• [Work to be completed] Wherever the word "Read" appears in the entries, copy the whole line.

• [Data supplied]
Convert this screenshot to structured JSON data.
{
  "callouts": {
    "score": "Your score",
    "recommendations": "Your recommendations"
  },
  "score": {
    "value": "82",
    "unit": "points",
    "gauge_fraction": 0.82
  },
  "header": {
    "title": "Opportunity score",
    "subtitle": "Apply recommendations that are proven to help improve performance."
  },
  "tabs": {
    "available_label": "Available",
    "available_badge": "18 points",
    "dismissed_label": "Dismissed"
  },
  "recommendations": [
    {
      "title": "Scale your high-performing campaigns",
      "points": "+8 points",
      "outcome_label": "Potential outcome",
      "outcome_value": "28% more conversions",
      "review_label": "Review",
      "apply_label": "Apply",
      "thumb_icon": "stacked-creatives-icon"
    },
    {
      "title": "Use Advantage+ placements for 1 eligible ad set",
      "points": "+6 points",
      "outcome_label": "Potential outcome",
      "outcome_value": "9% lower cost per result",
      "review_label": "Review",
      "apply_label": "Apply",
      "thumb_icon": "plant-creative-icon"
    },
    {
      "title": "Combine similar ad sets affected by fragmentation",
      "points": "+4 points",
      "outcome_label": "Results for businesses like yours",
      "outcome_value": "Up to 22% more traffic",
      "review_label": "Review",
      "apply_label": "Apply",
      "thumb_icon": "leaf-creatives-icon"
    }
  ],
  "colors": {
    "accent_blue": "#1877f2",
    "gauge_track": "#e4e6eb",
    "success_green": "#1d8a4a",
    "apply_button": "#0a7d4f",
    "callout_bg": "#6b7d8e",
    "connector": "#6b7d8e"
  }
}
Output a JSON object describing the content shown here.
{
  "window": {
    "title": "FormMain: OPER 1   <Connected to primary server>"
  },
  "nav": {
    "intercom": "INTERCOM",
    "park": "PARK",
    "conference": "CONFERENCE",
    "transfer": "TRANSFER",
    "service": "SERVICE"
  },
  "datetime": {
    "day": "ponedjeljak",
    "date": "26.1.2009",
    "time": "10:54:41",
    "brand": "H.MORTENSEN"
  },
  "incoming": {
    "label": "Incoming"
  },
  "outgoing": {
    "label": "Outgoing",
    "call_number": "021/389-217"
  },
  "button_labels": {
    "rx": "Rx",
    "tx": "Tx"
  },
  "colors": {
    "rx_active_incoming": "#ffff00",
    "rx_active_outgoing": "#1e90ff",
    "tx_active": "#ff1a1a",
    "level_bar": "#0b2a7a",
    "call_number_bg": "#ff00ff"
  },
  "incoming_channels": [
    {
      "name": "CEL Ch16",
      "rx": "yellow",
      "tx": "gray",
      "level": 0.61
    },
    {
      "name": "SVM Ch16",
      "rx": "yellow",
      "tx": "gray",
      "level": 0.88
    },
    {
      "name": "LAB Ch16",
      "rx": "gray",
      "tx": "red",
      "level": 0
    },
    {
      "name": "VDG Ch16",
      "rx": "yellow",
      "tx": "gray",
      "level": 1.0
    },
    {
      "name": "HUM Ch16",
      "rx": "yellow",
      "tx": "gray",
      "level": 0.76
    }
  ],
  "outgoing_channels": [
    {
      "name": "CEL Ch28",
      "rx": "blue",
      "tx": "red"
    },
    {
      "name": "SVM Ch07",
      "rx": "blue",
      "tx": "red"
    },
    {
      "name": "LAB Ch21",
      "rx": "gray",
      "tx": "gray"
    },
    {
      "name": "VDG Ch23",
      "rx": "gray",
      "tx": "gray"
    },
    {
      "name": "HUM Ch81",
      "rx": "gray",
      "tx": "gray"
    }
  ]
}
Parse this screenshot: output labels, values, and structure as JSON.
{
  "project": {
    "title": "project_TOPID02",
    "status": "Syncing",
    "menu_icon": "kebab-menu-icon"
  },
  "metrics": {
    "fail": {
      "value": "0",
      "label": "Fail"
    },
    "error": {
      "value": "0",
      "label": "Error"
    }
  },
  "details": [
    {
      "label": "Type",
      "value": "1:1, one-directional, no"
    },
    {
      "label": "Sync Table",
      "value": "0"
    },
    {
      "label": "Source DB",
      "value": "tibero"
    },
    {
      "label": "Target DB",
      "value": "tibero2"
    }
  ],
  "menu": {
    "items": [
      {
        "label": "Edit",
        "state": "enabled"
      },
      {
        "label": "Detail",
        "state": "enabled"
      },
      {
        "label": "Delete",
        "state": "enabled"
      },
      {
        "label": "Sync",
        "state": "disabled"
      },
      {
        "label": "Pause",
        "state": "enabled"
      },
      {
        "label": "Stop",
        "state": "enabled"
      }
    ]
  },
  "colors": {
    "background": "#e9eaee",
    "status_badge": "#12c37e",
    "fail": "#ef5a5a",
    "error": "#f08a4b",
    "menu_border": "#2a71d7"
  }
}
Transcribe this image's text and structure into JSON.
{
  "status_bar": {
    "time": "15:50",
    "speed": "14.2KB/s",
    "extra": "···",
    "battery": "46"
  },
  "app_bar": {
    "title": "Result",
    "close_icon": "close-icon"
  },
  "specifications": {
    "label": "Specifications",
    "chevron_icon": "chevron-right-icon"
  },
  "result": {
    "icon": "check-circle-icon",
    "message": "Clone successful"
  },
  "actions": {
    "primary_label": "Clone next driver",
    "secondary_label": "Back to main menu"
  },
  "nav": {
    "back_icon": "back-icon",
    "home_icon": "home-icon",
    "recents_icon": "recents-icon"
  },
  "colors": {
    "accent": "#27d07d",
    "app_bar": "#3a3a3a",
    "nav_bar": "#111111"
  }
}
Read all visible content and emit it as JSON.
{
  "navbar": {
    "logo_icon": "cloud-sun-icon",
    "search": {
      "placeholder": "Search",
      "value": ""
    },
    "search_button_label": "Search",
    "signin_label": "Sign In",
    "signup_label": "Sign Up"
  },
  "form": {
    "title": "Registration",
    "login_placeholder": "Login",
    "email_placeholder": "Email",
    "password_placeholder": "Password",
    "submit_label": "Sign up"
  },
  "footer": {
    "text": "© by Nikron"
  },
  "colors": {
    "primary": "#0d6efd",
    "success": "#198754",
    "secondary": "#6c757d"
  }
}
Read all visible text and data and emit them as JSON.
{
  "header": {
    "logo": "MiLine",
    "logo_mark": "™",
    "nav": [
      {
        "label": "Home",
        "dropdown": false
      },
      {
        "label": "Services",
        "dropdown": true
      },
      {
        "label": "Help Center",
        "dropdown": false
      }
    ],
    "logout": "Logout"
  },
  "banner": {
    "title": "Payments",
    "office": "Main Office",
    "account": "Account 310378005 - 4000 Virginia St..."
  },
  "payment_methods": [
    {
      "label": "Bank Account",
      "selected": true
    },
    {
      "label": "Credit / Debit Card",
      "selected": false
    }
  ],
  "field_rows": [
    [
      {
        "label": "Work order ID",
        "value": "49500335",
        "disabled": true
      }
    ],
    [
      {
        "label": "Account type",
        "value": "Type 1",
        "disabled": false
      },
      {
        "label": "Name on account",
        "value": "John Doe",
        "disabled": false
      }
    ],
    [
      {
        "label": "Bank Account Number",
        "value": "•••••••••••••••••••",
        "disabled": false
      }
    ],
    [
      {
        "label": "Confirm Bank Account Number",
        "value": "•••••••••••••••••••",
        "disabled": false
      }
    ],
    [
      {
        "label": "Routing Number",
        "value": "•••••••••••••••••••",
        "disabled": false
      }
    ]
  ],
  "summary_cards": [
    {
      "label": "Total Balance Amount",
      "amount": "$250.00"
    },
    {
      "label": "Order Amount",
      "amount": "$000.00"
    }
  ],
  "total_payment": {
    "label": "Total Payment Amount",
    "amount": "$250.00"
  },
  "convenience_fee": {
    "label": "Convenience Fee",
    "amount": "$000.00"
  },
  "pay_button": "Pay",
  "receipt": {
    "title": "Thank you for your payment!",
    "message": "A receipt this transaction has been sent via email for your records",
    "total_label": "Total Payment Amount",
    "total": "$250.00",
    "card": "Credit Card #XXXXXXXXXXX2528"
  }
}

• [Answer to the exercise]
Read all visible content and emit it as JSON.
Read all visible text and data and emit them as JSON.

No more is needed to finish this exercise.